**The problem**
Copy out every line of the records where the string "إبراز" occurs.

**Task input**
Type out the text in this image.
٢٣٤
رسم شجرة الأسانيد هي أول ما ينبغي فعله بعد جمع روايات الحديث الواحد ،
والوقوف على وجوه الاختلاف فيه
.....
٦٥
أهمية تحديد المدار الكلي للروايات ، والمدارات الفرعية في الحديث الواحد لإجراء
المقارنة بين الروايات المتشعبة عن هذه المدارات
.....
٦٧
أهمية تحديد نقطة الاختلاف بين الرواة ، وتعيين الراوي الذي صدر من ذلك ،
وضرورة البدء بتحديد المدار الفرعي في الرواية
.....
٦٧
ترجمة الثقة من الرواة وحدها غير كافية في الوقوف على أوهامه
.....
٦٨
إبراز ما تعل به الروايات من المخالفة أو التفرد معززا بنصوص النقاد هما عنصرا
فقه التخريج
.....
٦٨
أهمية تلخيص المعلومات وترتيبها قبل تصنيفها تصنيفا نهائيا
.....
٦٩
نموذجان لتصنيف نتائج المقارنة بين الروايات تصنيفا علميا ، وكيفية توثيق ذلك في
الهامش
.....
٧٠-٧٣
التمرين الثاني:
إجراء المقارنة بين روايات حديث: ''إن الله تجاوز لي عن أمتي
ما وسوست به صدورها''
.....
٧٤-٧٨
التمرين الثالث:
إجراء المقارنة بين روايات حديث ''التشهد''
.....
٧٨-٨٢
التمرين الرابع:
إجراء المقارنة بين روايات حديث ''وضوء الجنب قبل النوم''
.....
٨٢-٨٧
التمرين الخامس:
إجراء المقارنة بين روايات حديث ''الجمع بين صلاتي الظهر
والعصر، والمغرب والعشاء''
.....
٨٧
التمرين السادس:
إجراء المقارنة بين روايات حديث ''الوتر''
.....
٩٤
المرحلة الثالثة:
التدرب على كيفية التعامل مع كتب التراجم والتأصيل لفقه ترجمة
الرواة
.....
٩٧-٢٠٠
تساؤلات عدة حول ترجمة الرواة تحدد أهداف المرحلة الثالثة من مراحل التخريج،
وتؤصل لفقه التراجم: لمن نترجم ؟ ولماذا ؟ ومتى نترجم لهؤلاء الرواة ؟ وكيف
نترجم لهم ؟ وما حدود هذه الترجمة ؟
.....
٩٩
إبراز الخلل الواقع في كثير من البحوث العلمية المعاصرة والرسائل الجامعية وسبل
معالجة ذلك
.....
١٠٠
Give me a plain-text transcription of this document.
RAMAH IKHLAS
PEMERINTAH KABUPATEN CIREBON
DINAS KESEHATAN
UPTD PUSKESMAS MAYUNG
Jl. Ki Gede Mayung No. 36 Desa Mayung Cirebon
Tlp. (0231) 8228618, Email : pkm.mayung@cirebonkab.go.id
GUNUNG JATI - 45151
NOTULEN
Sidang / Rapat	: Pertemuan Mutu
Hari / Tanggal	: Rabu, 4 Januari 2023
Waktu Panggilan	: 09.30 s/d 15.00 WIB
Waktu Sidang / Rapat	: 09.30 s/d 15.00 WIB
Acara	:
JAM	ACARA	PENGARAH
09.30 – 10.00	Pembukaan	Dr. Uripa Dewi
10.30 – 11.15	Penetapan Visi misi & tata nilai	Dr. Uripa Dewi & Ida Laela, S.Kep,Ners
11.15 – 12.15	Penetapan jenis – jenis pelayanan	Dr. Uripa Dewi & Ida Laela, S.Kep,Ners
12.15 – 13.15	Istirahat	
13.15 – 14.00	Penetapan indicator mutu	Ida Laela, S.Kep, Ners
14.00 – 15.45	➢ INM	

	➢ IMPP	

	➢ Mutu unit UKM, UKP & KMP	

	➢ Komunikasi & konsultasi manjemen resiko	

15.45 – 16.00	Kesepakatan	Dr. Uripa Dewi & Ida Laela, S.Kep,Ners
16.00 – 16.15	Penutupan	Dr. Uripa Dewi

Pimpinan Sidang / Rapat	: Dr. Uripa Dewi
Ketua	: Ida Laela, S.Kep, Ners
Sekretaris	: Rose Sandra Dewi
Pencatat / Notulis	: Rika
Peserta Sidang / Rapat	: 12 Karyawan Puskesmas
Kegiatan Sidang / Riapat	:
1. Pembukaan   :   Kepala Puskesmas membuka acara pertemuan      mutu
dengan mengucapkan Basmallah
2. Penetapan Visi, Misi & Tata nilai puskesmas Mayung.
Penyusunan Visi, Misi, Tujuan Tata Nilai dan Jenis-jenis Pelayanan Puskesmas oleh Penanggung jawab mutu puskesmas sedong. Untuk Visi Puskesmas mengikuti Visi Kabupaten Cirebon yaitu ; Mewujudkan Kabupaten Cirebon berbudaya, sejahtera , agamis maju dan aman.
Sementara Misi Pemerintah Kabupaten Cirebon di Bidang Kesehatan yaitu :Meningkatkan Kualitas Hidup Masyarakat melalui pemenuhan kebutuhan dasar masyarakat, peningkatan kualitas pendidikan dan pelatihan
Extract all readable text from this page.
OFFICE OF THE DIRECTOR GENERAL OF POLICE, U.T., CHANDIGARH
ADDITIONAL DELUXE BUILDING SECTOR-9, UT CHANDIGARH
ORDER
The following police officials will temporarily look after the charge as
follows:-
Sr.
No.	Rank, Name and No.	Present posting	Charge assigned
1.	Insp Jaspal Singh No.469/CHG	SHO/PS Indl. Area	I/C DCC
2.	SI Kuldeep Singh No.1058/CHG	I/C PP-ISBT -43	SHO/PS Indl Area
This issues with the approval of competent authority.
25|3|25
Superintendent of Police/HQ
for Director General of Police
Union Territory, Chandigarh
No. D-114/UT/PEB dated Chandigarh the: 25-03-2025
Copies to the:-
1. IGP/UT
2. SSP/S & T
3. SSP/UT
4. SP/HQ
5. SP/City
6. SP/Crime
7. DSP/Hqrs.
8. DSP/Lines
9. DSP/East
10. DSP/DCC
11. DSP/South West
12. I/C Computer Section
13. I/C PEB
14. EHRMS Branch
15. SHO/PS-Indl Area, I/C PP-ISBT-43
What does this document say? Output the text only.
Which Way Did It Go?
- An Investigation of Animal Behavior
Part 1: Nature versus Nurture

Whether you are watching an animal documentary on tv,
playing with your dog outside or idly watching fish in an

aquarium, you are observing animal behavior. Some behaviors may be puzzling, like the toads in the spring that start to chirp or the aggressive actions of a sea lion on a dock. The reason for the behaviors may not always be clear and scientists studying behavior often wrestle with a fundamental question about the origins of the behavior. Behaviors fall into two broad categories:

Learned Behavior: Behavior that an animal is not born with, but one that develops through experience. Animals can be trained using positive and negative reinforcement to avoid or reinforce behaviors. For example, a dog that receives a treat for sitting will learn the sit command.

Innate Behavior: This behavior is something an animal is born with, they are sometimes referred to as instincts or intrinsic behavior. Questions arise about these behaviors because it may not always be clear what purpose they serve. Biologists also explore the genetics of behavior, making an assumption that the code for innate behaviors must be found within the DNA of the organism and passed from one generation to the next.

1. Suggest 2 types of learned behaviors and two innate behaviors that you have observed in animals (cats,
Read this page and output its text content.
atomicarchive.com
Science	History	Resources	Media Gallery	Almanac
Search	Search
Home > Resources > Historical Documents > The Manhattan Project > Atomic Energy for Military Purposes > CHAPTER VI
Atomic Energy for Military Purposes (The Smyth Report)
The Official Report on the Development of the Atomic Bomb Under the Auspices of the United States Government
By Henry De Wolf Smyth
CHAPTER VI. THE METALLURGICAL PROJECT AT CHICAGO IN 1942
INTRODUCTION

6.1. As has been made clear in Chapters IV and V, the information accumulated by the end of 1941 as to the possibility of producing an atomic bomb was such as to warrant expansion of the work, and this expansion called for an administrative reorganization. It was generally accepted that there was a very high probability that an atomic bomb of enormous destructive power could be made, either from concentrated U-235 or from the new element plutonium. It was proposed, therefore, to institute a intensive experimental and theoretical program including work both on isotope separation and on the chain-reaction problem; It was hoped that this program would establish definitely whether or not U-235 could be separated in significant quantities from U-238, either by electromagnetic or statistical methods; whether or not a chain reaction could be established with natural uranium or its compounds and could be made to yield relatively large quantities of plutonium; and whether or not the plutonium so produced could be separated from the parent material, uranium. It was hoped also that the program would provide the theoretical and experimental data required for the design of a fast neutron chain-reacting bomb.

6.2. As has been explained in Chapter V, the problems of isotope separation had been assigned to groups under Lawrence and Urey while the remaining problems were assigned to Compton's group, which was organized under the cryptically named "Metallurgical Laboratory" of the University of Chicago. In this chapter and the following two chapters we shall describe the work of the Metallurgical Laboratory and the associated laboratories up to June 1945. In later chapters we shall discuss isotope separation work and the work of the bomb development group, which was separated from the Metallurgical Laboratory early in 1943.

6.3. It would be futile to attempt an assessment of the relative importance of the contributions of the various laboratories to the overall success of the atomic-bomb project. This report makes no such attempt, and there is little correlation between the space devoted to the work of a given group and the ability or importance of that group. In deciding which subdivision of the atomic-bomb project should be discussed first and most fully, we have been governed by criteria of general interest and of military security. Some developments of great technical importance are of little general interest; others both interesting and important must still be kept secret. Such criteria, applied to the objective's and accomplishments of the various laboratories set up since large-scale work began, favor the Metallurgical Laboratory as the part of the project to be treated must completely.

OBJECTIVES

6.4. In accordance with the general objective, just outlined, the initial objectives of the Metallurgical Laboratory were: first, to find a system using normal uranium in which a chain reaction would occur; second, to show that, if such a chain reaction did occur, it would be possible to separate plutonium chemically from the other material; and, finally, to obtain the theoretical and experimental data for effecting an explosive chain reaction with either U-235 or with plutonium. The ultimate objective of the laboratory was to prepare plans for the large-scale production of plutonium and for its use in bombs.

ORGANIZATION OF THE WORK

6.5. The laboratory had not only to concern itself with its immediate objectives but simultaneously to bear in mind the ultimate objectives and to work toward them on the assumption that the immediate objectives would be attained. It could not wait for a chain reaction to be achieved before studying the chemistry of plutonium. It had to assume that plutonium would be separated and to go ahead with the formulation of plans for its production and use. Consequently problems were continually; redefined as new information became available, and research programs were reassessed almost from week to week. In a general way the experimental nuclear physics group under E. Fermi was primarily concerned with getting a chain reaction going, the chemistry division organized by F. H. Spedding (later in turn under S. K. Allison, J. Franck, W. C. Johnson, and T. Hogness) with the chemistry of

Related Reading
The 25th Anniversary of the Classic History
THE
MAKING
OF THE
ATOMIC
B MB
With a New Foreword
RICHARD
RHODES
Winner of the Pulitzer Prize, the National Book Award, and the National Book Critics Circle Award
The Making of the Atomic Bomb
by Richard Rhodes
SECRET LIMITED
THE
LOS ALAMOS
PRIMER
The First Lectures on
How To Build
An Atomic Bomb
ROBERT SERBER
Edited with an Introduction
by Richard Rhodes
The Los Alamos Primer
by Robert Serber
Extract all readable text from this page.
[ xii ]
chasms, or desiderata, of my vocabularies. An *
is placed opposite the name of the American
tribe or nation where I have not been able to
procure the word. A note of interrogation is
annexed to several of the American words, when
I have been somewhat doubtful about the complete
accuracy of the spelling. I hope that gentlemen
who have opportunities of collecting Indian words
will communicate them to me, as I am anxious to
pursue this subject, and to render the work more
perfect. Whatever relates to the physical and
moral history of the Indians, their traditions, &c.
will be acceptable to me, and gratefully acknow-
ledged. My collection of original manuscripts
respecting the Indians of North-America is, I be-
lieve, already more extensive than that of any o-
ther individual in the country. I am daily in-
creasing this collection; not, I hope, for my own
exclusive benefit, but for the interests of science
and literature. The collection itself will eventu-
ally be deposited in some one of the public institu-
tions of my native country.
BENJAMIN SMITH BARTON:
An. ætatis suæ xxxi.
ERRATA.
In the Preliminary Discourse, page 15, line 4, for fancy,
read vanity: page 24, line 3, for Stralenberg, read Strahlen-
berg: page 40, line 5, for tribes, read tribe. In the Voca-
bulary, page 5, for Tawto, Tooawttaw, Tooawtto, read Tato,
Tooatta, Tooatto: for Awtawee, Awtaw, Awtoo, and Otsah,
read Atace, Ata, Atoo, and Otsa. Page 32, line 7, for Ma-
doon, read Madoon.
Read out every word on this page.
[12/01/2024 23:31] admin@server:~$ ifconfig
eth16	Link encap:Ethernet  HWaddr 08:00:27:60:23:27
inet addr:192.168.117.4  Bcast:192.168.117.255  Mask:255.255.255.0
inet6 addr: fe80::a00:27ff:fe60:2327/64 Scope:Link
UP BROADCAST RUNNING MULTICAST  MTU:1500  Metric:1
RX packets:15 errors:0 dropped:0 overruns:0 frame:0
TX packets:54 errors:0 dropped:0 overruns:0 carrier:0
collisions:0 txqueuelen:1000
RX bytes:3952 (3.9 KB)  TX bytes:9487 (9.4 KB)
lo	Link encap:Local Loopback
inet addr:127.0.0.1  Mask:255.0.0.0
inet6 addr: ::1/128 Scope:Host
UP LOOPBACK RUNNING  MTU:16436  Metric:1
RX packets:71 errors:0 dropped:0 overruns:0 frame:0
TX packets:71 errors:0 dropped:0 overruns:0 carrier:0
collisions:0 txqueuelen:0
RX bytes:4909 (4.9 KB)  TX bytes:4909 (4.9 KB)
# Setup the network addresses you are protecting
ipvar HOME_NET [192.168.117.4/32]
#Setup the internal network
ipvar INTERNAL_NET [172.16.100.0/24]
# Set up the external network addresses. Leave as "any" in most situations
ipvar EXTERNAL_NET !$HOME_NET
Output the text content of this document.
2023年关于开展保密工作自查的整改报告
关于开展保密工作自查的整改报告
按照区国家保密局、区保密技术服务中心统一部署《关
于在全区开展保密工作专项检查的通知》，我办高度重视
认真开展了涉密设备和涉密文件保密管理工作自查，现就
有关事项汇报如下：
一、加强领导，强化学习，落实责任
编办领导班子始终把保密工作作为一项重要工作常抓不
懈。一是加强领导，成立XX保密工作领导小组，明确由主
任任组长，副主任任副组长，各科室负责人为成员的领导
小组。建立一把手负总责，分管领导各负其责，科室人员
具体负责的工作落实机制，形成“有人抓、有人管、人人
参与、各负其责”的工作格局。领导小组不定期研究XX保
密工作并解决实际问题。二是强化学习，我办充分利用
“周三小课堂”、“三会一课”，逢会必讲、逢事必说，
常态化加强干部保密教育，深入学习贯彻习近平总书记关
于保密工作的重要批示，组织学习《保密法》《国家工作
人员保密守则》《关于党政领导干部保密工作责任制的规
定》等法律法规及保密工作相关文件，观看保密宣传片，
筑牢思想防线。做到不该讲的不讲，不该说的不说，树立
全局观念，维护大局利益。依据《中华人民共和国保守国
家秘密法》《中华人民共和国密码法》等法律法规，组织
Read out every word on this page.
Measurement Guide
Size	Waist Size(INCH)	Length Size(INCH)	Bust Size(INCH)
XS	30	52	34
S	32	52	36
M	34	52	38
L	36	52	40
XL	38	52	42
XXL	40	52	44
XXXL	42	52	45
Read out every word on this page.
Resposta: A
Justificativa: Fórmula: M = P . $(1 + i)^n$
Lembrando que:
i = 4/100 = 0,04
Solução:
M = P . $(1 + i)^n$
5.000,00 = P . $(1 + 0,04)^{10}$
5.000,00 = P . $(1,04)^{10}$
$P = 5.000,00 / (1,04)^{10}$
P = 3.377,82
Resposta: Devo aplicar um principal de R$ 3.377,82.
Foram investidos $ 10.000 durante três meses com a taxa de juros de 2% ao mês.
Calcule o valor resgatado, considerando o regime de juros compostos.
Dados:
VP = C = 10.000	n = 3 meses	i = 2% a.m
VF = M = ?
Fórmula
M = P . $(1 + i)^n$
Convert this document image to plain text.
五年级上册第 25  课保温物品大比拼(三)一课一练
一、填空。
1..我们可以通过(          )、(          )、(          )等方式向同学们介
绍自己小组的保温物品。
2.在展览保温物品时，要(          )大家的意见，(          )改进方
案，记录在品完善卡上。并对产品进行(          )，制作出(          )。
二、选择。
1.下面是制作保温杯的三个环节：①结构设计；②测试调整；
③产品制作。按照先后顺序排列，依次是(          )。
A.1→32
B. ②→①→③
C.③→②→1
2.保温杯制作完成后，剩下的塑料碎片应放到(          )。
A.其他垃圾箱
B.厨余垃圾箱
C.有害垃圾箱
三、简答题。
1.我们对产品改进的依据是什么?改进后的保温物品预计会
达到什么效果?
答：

**Result of this task**
إبراز ما تعل به الروايات من المخالفة أو التفرد معززا بنصوص النقاد هما عنصرا
إبراز الخلل الواقع في كثير من البحوث العلمية المعاصرة والرسائل الجامعية وسبل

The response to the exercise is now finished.